### EXERCISE:
Identify all lines in the listing that include the word "Hose", and copy them out.

### PROVIDED DATA:
⟨

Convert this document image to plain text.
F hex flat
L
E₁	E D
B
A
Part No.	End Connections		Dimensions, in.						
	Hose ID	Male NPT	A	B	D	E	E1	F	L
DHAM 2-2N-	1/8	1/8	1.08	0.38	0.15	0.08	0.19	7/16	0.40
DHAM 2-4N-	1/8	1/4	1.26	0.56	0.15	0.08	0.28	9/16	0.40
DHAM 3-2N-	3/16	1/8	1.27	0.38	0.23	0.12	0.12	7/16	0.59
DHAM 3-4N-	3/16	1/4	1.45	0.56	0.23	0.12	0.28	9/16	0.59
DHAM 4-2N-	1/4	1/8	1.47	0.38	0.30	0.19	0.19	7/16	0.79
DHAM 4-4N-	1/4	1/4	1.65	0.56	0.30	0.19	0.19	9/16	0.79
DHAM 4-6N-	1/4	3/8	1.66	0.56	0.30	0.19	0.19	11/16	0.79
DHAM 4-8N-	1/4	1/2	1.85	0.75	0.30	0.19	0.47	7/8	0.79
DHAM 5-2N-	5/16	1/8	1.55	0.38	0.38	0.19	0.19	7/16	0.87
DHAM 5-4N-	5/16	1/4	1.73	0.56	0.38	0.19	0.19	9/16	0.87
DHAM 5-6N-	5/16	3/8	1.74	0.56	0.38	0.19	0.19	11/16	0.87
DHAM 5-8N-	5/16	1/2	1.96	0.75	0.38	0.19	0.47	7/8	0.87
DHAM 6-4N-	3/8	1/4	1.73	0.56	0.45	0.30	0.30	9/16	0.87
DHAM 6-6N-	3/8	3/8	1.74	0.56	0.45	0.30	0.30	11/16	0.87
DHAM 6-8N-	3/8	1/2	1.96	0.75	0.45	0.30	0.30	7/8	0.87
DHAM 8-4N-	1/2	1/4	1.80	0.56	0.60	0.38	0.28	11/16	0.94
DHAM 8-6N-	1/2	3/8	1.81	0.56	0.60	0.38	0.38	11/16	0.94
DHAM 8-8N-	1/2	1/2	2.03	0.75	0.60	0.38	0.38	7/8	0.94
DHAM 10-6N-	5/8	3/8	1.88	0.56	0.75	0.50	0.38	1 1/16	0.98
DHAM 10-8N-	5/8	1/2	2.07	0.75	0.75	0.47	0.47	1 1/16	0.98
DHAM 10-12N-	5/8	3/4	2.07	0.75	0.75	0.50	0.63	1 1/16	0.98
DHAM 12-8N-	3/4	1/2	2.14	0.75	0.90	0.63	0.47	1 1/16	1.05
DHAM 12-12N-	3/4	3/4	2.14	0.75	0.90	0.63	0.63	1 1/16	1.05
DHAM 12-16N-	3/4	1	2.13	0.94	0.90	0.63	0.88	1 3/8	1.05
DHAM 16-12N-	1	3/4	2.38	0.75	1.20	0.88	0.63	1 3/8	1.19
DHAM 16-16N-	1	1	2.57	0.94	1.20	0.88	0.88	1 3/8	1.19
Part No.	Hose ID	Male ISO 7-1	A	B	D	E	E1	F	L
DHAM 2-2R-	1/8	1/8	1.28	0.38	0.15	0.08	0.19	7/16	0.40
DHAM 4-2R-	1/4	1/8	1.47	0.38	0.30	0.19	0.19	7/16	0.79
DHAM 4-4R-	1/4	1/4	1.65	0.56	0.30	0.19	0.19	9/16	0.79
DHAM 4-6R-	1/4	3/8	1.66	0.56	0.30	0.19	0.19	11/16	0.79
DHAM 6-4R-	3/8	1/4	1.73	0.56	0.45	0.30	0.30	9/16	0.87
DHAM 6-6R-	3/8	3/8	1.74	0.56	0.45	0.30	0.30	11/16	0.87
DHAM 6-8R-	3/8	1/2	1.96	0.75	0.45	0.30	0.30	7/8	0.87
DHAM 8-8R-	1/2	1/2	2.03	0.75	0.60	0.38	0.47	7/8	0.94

⟩

### ANSWER TO THIS TASK:
	Hose ID	Male NPT	A	B	D	E	E1	F	L
Part No.	Hose ID	Male ISO 7-1	A	B	D	E	E1	F	L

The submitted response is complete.